### PARTS OF THE EXERCISE
A: In the passage about DEBUG, what does the acronym "DDT" stand for?
B: Please carry on the passage about DEBUG from the point where it stops.

### SUPPLIED PASSAGE
This may come as a surprise to you, but chances are you've got DEBUG. If, like most personal computer owners today, you use the MS-DOS or PC-DOS operating system, you received this invaluable and fascinating utility program as part of the package. But since DEBUG resides in splendid isolation on an obscure disk called "DOS Supplemental Programs" that is easily ignored, many users know nothing about it. DEBUG deserves better.

Granted, its primary application is for high-powered programmers, who use DEBUG to find and eliminate problems ("bugs") in their assembly-language code. But the program can also be fun and instructive for us low-powered everyday computer users. If you (or your kids) have any curiousity about what's going on inside your IBM-PC, PCjr, or clone, DEBUG is an excavating tool that lets you dig into nooks and crannies of memory, disks, and programs. It will translate machine-language gobbledygook into a form that is legible to people. It can also do the reverse: It lets you create simple assembly-language programs without shelling out the money for a separate "assembler" program.

If you use the CP/M operating system, you have a powerful variant of DEBUG called "DDT." This acronym (it stands for "Dynamic Debugging Tool") is CP/M's only pun: DDT kills bugs. The general points we make here about DEBUG apply as well to DDT. For specifics of DDT usage, you'll have to turn to those awful CP/M manuals.

The instructions for DEBUG in the MS-DOS manuals look forbidding, too, but the program can be fairly simple to use.

You load the program by typing in "DEBUG"; the disk will spin and you'll then see the no-nonsense DEBUG prompt, a plain hyphen: "-". At the prompt, you type in various one-letter commands -- e.g., "d" (to display the contents of a memory location), "f" (to fill it with new data), "a" (to assemble a program), or "u" (to "unassemble," or turn machine code into human form). Each command is followed by the memory location(s) you want to work on.

Items in a dataset
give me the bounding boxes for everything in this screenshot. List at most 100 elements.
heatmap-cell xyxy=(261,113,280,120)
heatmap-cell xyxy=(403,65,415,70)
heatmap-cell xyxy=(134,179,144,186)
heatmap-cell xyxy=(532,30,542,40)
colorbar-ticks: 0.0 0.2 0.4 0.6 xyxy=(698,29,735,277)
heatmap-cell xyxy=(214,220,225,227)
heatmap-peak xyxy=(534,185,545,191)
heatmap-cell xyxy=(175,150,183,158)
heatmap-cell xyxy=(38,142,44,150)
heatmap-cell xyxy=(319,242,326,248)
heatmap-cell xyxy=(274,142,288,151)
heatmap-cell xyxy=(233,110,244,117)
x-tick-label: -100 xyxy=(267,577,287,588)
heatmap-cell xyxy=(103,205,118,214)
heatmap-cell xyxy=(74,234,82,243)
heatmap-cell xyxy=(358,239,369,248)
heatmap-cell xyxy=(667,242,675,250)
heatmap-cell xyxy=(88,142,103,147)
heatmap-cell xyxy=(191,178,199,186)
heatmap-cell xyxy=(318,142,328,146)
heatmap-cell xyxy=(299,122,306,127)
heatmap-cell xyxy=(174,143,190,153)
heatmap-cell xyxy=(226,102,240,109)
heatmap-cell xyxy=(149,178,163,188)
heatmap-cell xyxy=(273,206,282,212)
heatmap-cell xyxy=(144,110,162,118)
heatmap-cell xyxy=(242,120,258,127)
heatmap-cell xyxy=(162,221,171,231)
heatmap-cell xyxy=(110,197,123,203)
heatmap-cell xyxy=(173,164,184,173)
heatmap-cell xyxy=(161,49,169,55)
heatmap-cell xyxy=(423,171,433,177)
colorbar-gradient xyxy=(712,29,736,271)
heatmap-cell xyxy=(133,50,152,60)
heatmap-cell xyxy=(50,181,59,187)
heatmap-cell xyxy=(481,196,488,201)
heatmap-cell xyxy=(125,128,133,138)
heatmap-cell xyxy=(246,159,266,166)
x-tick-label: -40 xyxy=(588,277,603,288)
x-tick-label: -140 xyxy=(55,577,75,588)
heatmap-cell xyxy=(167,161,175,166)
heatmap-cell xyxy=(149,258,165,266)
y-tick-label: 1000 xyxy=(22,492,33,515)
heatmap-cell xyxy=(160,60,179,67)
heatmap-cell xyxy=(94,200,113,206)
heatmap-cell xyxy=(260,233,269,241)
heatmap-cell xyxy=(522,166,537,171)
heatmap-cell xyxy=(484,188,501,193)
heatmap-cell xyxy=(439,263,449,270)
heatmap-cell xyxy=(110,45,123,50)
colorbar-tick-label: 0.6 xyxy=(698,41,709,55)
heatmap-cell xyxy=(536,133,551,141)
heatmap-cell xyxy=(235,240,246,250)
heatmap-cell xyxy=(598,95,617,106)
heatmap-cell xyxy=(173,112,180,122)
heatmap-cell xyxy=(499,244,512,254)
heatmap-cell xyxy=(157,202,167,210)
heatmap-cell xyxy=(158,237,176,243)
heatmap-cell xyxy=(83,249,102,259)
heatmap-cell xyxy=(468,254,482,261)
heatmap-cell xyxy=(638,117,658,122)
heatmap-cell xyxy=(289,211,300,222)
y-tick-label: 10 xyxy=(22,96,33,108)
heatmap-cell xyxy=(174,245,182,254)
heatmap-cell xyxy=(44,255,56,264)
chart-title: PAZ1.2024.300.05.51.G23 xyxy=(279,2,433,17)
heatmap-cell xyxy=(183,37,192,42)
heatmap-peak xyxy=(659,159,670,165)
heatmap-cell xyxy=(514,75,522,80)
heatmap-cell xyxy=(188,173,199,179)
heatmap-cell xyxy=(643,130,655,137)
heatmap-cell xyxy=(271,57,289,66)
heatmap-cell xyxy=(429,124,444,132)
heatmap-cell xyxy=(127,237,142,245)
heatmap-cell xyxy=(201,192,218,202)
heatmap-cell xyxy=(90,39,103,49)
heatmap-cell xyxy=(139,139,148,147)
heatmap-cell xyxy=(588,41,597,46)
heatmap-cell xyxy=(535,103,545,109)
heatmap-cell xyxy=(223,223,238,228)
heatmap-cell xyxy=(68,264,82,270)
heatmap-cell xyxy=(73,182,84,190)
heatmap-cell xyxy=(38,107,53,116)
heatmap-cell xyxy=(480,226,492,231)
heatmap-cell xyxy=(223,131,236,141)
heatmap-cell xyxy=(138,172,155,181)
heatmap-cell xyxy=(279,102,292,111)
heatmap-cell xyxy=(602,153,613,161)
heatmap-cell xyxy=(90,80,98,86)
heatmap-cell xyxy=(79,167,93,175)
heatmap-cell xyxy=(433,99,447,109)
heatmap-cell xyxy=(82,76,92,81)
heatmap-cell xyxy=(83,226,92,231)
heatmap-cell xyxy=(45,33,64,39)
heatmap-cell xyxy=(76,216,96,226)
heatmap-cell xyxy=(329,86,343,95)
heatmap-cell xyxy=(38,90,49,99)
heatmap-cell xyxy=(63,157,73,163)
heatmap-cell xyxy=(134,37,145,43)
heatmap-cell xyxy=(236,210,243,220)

### RESPONSES PER TASK
A: Dynamic Debugging Tool

B:
A simple example: buried deep in the Read-Only Memory of every IBM-PC is a "release date" telling you how up-to-date your version of the basic IBM control system is. DEBUG will find the date and translate it into a form you can read. At the DEBUG prompt, type the following (the notation " E " means hit the ENTER key):

d f000:f555 fffc E

This command tells DEBUG to display the contents of memory beginning at address f000. The computer returns a string of hexadecimal numbers and, at the right side of the screen, your machine's release date. If your date is earlier than May 1981, incidentally, your system has some bugs that an IBM dealer should fix for you.

Because DEBUG can penetrate into the heart of your computer's operations center, you can use it to change, or "patch," some standard operating instructions or default settings that you don't like.

Let's say, for example, that you've grown sick and tired of that bland cursor found on the IBM-PC and its clones -- that insipid blinking line. There is a way to design an alternative cursor, but you have to know how to get to the right spot in memory.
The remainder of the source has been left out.